Task prompt: Without the pictures, write out all the lines below exactly as they appear.

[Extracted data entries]

* * * *

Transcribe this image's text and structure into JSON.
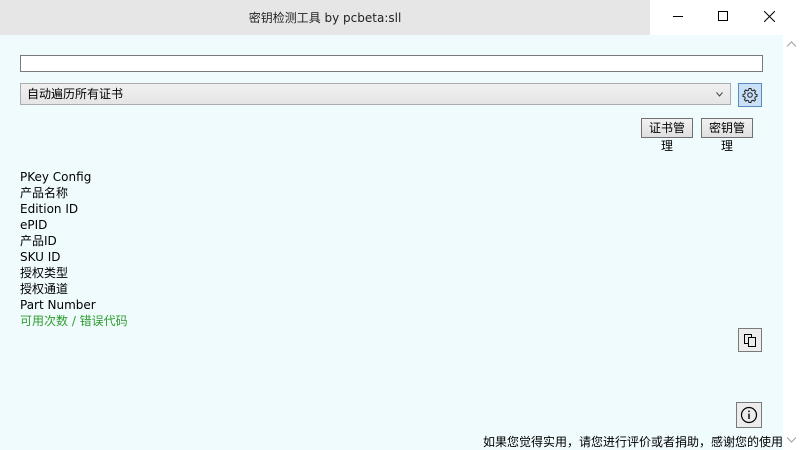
{
  "window": {
    "title": "密钥检测工具 by pcbeta:sll",
    "controls": {
      "minimize_icon": "minimize-icon",
      "maximize_icon": "maximize-icon",
      "close_icon": "close-icon"
    }
  },
  "key_input": {
    "value": "",
    "placeholder": ""
  },
  "cert_select": {
    "selected": "自动遍历所有证书",
    "icon": "chevron-down-icon"
  },
  "settings_button": {
    "icon": "gear-icon"
  },
  "buttons": {
    "cert_manage": "证书管理",
    "key_manage": "密钥管理"
  },
  "info_fields": [
    "PKey Config",
    "产品名称",
    "Edition ID",
    "ePID",
    "产品ID",
    "SKU ID",
    "授权类型",
    "授权通道",
    "Part Number",
    "可用次数 / 错误代码"
  ],
  "copy_button": {
    "icon": "copy-icon"
  },
  "about_button": {
    "icon": "info-icon"
  },
  "footer": "如果您觉得实用，请您进行评价或者捐助，感谢您的使用",
  "colors": {
    "client_bg": "#f0fbfd",
    "titlebar_bg": "#e6e6e6",
    "status_green": "#2e9d2e",
    "accent_blue": "#5a8bc0"
  }
}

* * * *

Response for this exercise:
Transcribe this image's text and structure into JSON.
{
  "window": {
    "title": "密钥检测工具 by pcbeta:sll",
    "controls": {
      "minimize_icon": "minimize-icon",
      "maximize_icon": "maximize-icon",
      "close_icon": "close-icon"
    }
  },
  "key_input": {
    "value": "",
    "placeholder": ""
  },
  "cert_select": {
    "selected": "自动遍历所有证书",
    "icon": "chevron-down-icon"
  },
  "settings_button": {
    "icon": "gear-icon"
  },
  "buttons": {
    "cert_manage": "证书管理",
    "key_manage": "密钥管理"
  },
  "info_fields": [
    "PKey Config",
    "产品名称",
    "Edition ID",
    "ePID",
    "产品ID",
    "SKU ID",
    "授权类型",
    "授权通道",
    "Part Number",
    "可用次数 / 错误代码"
  ],
  "copy_button": {
    "icon": "copy-icon"
  },
  "about_button": {
    "icon": "info-icon"
  },
  "footer": "如果您觉得实用，请您进行评价或者捐助，感谢您的使用",
  "colors": {
    "client_bg": "#f0fbfd",
    "titlebar_bg": "#e6e6e6",
    "status_green": "#2e9d2e",
    "accent_blue": "#5a8bc0"
  }
}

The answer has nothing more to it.